* _Stated exercise_:
Look through the listing for the word "ご乗車のお客様へ". Copy each line that has it.

* _Record excerpts_:

┌────────

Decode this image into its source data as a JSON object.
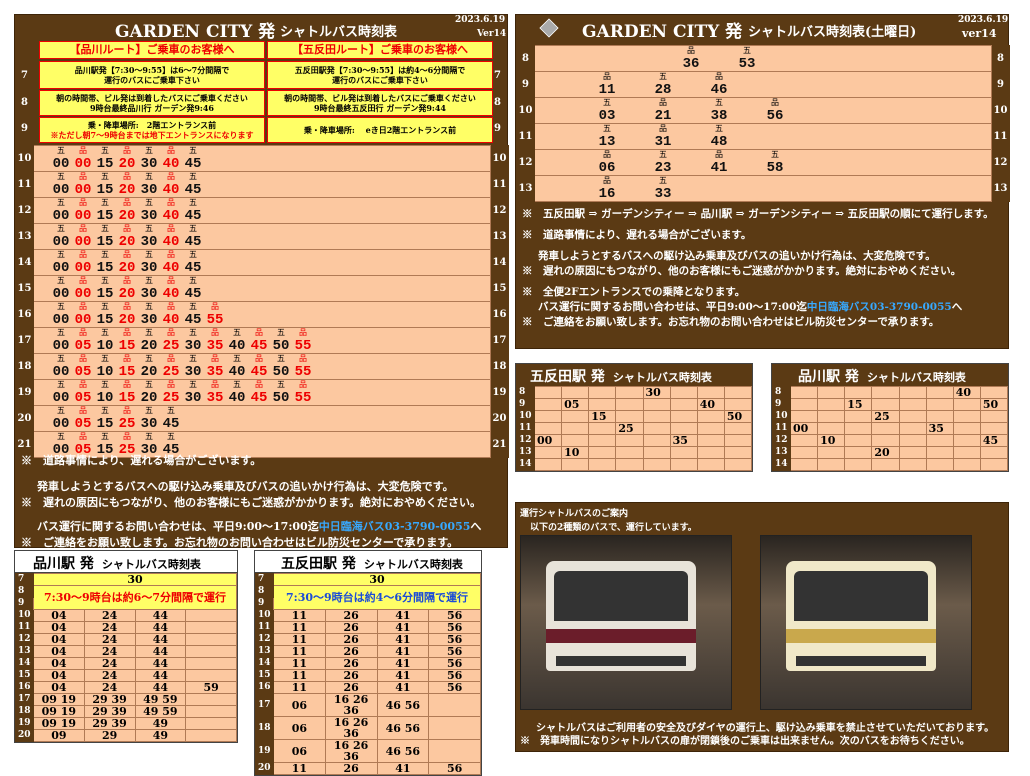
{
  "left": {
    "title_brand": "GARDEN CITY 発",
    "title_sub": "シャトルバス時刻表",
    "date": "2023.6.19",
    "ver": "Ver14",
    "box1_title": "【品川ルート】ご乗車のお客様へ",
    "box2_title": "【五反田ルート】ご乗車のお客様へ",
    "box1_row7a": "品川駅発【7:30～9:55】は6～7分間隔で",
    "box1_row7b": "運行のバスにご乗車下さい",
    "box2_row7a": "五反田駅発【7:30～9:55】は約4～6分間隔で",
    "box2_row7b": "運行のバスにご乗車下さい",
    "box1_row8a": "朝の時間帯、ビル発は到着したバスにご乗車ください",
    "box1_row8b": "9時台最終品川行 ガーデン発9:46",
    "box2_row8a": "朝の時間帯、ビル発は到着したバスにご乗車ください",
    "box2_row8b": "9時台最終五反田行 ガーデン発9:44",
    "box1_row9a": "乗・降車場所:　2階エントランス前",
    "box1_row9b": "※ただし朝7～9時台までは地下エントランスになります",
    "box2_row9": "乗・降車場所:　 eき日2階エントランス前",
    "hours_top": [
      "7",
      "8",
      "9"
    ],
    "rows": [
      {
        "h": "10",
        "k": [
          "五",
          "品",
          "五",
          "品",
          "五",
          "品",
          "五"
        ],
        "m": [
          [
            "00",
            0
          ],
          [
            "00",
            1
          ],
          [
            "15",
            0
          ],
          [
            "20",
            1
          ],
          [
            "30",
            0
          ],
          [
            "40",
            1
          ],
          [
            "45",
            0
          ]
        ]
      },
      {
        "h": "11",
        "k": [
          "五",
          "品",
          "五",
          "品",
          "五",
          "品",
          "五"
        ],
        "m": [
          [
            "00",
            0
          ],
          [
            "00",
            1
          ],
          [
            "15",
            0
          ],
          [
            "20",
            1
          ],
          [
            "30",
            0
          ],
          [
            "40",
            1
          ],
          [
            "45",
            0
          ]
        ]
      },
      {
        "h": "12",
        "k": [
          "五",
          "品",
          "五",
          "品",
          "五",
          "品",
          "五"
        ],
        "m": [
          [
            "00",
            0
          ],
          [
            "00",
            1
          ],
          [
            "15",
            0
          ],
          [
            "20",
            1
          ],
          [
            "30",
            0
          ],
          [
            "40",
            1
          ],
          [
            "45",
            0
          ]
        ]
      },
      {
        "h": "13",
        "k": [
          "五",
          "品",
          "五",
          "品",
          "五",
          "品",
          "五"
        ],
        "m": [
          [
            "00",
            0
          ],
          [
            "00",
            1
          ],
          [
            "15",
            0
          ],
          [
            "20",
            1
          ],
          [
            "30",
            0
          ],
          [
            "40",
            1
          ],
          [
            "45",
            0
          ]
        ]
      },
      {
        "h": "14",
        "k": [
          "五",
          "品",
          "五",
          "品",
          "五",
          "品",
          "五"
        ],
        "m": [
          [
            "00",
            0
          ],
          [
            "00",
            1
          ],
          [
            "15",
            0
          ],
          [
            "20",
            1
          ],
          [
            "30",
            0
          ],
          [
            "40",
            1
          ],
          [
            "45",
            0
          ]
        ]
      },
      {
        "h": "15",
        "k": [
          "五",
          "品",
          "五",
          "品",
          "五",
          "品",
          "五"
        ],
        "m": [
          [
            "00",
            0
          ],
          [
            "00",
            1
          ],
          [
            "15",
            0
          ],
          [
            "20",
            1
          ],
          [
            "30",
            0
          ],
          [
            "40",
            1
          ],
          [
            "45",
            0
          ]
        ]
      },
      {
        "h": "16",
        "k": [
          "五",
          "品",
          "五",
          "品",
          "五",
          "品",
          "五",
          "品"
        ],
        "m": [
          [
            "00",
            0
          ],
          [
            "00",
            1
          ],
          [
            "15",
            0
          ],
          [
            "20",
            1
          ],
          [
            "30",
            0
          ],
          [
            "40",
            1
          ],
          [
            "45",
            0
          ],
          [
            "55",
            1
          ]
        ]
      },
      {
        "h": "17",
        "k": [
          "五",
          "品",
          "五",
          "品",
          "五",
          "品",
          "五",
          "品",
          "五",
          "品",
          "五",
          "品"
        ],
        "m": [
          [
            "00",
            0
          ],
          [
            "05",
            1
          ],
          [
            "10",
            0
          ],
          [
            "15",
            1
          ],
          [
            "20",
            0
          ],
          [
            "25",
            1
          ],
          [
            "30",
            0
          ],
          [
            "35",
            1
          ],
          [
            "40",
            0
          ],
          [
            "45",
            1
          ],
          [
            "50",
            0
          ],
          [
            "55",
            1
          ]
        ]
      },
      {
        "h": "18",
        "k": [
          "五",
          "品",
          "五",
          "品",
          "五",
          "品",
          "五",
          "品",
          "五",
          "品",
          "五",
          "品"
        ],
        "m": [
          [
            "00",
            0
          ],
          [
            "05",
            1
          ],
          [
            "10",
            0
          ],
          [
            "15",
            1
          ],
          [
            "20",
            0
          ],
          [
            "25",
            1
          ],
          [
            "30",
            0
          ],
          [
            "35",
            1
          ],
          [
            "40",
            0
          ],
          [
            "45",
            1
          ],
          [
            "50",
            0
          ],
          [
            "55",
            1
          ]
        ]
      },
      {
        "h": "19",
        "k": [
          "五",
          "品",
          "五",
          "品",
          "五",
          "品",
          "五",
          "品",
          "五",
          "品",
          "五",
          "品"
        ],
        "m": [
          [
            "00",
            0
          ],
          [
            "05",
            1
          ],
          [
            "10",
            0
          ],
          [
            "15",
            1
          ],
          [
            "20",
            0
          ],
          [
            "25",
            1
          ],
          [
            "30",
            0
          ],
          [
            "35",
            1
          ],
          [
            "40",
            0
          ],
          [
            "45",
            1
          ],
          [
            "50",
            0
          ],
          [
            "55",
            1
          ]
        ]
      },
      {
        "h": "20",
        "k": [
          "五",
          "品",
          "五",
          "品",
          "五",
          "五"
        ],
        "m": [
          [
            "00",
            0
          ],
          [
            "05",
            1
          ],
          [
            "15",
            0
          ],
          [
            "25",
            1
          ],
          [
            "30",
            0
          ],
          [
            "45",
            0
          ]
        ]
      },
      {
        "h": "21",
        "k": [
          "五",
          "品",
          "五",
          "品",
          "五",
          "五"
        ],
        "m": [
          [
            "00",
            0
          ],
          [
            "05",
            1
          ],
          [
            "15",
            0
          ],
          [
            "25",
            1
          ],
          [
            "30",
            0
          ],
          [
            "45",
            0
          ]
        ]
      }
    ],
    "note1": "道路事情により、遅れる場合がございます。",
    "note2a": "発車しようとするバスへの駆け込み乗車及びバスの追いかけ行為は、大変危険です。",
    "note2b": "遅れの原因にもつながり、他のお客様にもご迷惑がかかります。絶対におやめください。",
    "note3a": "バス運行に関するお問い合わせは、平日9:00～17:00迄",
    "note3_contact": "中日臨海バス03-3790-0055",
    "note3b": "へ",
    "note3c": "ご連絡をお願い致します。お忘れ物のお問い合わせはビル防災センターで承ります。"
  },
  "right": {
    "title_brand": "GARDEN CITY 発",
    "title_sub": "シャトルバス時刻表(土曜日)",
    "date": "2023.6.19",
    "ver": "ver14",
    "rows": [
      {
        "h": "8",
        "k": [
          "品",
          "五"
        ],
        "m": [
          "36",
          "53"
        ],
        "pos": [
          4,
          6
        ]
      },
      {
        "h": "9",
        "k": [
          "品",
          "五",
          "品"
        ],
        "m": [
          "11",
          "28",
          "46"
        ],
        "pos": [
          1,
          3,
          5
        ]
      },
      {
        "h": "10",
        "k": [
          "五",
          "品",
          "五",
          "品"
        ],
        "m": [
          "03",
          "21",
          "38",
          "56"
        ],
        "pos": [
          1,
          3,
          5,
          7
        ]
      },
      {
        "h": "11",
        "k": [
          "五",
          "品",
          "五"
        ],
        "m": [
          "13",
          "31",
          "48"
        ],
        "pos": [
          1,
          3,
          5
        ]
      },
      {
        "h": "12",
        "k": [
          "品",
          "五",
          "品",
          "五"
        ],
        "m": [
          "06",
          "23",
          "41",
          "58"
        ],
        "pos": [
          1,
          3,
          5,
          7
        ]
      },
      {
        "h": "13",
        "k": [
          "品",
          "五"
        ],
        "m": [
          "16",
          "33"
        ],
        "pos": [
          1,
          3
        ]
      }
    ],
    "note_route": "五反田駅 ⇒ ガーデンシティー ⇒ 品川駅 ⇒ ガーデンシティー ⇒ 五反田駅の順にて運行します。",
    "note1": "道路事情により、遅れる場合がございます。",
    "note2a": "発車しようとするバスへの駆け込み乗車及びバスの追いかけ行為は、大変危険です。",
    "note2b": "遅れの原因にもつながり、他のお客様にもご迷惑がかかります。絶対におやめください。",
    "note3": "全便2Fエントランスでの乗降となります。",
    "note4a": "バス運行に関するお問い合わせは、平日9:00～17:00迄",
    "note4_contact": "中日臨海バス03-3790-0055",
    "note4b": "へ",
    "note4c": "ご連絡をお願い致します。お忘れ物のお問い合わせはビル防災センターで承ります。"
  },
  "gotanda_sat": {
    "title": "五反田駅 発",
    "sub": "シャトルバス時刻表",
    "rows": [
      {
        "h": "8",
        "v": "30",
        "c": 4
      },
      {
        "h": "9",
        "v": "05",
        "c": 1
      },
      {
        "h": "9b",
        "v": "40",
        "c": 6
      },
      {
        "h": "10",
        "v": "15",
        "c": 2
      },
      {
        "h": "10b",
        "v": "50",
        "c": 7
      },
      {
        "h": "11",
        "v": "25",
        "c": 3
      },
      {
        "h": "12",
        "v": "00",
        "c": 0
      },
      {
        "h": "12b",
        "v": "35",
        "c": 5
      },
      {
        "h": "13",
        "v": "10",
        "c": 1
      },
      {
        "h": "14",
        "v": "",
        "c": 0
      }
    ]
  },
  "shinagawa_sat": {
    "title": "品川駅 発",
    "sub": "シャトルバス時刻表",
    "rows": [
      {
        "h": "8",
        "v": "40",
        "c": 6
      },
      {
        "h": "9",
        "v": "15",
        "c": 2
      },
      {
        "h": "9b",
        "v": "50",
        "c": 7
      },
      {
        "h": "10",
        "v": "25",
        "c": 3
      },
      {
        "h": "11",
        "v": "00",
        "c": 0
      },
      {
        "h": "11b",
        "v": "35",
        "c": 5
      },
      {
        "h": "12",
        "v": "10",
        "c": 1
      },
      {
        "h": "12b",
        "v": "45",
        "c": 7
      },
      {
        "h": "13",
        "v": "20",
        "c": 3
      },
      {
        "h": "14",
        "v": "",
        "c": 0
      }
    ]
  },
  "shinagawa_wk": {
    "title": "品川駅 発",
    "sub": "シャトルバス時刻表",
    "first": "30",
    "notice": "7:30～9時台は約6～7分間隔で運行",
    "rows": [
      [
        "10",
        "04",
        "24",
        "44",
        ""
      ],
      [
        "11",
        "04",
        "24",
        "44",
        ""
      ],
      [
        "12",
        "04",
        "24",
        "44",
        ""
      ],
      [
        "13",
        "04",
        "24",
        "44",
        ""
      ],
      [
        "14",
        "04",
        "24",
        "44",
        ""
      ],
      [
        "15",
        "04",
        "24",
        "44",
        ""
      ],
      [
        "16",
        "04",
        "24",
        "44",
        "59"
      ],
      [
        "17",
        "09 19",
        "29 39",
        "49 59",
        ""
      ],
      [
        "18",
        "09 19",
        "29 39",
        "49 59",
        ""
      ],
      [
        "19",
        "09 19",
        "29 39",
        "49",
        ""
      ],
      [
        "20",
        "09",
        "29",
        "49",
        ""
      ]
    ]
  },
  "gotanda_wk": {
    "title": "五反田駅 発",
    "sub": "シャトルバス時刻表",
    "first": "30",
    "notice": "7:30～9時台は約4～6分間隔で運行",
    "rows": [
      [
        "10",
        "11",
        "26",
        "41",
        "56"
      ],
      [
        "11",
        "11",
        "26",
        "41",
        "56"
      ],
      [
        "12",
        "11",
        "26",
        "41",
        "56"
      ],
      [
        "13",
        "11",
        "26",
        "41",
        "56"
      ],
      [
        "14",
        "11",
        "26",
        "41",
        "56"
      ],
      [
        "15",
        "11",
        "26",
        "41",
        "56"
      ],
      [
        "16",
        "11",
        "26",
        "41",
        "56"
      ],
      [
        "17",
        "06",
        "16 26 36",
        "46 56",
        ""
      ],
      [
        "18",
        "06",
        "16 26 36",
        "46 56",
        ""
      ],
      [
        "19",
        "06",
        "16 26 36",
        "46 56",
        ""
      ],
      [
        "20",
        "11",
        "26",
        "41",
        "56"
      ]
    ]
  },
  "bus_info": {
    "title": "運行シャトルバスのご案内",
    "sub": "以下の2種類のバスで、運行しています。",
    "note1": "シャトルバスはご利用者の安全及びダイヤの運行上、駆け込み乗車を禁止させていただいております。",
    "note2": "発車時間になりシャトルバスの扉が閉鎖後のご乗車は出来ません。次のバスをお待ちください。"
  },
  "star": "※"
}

└────────
┌────────

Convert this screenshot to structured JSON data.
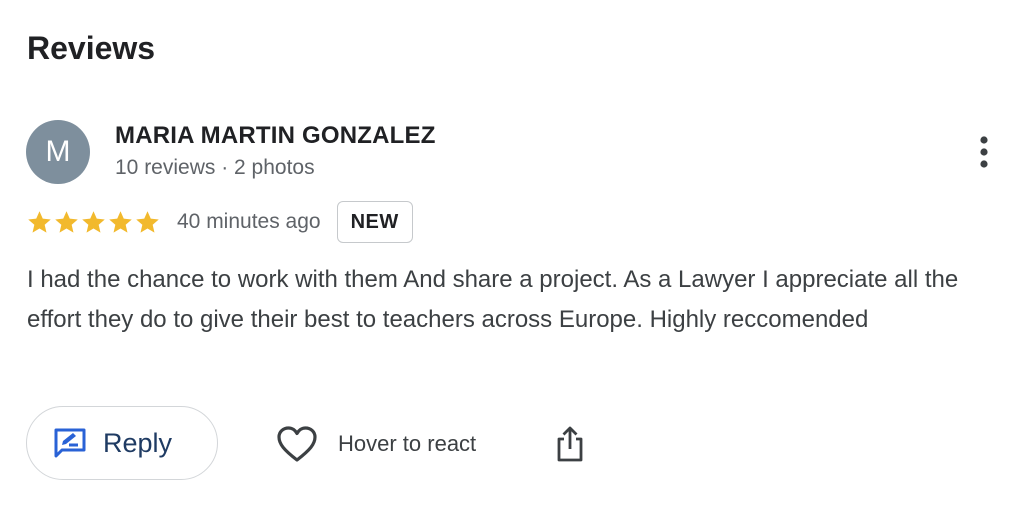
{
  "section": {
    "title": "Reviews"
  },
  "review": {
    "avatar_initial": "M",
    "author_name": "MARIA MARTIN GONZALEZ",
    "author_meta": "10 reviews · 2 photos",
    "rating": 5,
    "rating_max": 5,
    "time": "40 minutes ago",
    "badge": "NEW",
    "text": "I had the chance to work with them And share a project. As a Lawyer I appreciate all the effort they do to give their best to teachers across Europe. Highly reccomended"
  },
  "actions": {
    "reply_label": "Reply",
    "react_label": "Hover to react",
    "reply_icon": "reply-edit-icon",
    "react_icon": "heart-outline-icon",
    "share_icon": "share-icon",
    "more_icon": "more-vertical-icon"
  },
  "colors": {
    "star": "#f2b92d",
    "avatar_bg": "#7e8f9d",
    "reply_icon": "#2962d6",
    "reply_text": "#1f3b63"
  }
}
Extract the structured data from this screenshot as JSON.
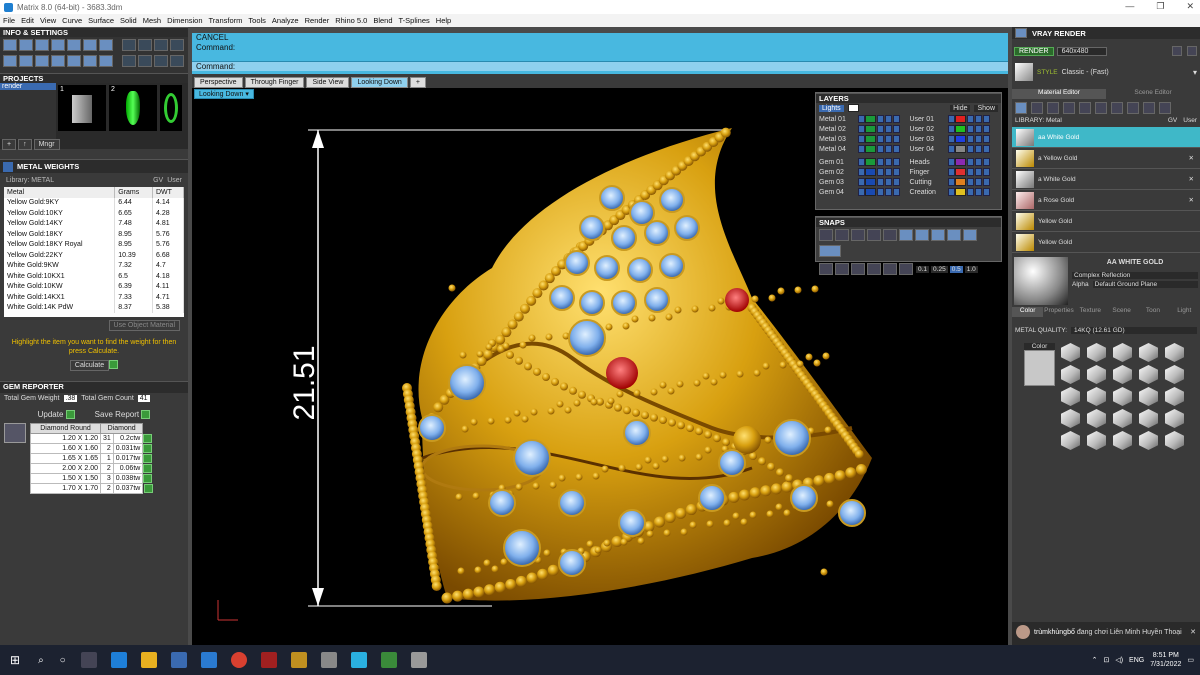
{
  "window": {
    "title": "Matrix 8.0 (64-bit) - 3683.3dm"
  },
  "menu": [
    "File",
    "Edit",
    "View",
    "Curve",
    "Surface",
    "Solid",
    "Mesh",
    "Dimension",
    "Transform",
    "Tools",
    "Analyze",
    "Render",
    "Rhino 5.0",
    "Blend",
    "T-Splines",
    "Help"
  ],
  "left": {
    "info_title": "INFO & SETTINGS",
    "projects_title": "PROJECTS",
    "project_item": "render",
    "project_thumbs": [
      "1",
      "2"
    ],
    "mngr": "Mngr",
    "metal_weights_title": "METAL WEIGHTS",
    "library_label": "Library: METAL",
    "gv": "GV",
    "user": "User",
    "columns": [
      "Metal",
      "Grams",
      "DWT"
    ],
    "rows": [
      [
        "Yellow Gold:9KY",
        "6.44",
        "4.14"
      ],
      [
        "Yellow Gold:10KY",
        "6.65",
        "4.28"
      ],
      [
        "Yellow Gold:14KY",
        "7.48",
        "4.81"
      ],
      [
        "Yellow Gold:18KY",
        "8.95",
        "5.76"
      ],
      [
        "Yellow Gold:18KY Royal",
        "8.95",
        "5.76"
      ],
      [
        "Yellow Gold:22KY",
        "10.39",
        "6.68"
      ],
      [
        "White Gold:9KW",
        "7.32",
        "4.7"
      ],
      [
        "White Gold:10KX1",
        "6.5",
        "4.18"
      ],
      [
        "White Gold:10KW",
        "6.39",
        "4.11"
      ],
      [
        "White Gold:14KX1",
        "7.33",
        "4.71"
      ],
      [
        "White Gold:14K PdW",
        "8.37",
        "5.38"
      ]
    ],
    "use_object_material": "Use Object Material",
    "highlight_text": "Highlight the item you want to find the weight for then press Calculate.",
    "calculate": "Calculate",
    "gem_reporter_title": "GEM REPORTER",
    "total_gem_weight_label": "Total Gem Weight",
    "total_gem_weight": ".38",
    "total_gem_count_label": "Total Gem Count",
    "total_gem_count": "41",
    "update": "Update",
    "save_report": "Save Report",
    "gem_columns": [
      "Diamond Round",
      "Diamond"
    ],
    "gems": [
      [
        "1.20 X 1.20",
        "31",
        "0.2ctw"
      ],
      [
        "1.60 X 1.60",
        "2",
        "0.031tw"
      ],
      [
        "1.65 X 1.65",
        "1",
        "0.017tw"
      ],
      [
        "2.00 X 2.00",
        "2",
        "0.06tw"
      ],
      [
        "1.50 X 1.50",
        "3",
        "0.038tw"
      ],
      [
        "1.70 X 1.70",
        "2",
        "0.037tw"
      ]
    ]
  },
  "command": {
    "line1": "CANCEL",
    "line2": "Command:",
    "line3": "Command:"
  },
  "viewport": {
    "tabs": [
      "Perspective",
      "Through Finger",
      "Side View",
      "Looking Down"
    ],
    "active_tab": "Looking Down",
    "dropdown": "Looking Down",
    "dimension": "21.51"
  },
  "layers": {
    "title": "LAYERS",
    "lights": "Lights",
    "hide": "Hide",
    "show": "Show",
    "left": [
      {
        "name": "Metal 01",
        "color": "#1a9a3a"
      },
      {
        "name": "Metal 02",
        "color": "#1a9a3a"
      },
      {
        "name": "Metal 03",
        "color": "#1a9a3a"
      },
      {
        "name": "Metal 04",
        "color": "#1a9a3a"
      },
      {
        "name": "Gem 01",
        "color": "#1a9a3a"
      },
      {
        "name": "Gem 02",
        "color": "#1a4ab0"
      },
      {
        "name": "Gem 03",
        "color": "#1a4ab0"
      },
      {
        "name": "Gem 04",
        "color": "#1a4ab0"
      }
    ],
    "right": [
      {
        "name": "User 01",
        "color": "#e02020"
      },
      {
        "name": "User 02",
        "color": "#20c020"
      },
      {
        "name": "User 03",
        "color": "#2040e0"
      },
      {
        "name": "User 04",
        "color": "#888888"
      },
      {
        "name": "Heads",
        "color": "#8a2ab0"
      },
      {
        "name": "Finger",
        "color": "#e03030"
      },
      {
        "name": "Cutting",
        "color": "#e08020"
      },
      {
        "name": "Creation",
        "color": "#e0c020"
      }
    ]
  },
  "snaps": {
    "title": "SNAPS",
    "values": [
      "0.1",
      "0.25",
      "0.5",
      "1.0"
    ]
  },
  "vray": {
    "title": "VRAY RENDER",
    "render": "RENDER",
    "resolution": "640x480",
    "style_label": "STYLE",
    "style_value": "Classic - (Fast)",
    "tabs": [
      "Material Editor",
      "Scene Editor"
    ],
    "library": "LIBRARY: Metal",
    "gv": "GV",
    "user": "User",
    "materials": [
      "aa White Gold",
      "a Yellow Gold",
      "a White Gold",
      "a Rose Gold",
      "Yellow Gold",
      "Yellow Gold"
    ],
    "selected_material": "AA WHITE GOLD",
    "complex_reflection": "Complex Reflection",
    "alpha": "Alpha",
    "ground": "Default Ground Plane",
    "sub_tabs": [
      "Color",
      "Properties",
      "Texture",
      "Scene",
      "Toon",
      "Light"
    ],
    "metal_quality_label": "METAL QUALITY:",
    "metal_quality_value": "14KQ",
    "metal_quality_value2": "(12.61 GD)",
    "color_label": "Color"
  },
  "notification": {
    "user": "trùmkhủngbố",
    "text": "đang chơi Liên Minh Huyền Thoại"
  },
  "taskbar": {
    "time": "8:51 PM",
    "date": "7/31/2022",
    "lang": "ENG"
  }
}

└────────

* _Response_:
    "box1_title": "【品川ルート】ご乗車のお客様へ",
    "box2_title": "【五反田ルート】ご乗車のお客様へ",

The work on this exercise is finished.